How many lines of the entries below include the word "aucun"? Answer with the number alone.

Data records:

********

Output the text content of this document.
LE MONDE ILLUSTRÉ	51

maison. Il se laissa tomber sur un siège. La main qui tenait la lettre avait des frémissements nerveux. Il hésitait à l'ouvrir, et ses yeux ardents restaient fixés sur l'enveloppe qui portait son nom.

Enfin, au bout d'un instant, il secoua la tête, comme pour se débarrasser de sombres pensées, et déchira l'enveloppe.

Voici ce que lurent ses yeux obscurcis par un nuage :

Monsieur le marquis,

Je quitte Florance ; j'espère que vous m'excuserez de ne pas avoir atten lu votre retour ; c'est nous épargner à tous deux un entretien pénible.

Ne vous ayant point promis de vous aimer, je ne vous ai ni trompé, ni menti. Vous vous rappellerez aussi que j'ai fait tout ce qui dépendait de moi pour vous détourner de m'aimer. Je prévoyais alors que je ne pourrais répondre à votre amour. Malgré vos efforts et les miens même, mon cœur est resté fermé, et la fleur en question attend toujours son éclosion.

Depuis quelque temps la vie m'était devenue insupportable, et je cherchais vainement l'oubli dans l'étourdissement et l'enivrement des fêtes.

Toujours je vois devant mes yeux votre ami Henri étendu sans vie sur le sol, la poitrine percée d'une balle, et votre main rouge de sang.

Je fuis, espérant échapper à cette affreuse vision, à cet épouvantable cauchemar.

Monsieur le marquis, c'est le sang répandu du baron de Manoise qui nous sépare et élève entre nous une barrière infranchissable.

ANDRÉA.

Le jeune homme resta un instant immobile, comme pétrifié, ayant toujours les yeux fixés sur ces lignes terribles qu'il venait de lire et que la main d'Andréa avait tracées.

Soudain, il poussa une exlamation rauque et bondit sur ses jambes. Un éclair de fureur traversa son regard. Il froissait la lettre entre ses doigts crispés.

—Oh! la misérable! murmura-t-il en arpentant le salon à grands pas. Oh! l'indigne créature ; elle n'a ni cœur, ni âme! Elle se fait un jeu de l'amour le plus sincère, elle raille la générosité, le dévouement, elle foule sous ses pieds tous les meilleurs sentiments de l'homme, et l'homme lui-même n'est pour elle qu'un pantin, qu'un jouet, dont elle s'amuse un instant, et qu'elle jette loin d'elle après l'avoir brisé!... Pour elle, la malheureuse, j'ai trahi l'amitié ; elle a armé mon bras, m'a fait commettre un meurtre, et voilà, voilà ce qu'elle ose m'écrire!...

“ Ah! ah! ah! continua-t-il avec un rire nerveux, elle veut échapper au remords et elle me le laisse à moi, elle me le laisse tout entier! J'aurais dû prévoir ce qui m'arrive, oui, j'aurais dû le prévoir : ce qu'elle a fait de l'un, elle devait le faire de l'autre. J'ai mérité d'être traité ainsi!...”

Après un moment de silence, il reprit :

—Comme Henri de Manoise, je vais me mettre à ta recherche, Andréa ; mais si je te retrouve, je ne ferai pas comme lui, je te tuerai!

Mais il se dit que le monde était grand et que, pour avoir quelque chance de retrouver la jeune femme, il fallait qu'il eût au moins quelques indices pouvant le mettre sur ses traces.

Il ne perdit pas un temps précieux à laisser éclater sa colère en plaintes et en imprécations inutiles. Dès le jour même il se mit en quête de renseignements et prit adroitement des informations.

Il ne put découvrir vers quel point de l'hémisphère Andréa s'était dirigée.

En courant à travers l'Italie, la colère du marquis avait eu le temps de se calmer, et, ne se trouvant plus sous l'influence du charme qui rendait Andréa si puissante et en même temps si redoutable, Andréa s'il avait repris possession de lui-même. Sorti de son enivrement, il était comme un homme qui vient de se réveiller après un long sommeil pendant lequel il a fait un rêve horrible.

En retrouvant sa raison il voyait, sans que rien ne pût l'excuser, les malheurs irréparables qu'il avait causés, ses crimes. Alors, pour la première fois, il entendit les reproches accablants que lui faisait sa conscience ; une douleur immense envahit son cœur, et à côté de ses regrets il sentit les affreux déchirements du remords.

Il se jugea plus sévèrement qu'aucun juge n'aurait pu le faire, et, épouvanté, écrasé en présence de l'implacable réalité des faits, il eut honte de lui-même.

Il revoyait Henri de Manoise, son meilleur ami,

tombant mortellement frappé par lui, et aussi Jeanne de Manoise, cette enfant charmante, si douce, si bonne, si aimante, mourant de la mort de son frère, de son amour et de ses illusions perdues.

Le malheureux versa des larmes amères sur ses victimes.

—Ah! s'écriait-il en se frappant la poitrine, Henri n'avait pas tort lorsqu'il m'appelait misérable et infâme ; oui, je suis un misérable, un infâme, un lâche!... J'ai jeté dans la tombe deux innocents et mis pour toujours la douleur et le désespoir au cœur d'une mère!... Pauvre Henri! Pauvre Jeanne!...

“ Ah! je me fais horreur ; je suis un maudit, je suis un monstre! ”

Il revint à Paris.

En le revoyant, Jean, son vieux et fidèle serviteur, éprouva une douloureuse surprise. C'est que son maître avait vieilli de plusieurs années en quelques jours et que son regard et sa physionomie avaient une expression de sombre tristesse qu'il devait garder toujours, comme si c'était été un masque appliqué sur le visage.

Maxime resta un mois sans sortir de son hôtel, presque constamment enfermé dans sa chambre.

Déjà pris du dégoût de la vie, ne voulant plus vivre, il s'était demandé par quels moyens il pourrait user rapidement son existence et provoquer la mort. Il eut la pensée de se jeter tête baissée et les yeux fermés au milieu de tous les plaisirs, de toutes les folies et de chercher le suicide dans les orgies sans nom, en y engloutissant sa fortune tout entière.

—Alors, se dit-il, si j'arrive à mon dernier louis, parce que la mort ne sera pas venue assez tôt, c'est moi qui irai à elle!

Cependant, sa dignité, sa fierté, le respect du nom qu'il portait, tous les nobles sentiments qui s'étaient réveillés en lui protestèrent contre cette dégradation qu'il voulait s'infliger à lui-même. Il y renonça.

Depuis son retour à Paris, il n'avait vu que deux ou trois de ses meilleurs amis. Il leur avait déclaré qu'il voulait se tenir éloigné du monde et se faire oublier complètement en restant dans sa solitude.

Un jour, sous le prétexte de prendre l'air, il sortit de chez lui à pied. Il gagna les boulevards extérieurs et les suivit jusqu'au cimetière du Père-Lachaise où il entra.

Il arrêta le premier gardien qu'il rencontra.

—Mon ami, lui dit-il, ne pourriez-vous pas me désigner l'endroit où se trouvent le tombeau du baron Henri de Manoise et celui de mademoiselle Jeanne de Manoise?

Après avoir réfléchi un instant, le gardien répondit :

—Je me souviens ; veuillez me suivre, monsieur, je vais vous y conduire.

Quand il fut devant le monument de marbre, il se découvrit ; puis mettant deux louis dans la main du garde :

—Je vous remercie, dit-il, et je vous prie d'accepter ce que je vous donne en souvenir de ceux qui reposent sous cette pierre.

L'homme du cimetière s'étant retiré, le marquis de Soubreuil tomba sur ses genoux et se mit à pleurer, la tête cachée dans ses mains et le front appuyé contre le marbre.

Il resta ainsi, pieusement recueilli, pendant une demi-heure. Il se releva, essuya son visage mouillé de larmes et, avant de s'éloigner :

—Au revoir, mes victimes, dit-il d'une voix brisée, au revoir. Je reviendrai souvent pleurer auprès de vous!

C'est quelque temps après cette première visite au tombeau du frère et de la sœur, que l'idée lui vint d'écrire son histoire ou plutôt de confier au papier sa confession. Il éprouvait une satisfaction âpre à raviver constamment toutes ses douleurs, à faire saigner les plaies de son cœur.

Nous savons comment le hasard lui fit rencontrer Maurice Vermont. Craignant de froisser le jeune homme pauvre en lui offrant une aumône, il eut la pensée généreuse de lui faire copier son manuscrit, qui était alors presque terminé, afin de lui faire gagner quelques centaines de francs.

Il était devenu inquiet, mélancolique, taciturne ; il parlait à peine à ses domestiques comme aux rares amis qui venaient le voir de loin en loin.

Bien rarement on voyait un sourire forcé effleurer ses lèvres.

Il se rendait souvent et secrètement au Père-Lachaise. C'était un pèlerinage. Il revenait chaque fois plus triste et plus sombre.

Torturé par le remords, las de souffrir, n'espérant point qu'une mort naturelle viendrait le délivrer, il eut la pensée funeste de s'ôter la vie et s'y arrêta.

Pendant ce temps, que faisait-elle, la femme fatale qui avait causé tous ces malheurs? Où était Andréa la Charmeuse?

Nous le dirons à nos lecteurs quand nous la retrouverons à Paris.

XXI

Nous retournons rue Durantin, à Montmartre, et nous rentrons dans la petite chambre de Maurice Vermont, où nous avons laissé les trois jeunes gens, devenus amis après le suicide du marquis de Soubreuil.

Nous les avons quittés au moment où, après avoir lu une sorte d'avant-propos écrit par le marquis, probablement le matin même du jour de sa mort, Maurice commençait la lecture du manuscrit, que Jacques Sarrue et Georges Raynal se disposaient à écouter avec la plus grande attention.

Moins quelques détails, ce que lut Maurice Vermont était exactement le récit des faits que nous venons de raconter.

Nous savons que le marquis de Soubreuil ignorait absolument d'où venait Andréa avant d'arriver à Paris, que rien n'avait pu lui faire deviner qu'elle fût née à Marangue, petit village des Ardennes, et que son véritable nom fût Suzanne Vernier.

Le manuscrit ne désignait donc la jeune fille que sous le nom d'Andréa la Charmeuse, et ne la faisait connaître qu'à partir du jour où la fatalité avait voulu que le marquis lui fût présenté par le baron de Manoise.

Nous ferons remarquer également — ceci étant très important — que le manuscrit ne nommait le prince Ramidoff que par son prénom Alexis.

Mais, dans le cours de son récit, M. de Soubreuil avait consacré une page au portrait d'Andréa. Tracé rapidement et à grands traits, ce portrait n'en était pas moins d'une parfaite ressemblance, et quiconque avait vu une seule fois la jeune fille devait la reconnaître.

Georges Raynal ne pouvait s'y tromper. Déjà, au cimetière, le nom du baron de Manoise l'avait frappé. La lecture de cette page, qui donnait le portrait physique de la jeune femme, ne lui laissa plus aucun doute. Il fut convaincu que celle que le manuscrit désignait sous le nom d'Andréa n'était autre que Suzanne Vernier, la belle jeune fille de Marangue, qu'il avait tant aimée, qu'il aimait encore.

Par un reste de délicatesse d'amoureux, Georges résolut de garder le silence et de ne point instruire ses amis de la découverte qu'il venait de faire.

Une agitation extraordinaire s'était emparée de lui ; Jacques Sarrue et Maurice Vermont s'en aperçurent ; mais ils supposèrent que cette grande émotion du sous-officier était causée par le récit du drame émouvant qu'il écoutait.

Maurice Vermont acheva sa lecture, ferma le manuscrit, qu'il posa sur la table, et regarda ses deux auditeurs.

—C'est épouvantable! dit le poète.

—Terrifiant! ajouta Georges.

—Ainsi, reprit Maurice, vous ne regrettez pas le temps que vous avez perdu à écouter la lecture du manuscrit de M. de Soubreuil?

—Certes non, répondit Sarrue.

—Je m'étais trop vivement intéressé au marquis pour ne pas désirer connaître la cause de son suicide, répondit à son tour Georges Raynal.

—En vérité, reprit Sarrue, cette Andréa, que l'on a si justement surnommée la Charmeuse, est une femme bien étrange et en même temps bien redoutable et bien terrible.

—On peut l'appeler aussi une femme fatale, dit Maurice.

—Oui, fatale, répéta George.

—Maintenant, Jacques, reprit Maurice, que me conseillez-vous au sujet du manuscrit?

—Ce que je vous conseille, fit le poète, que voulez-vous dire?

********

Finished exercise → 2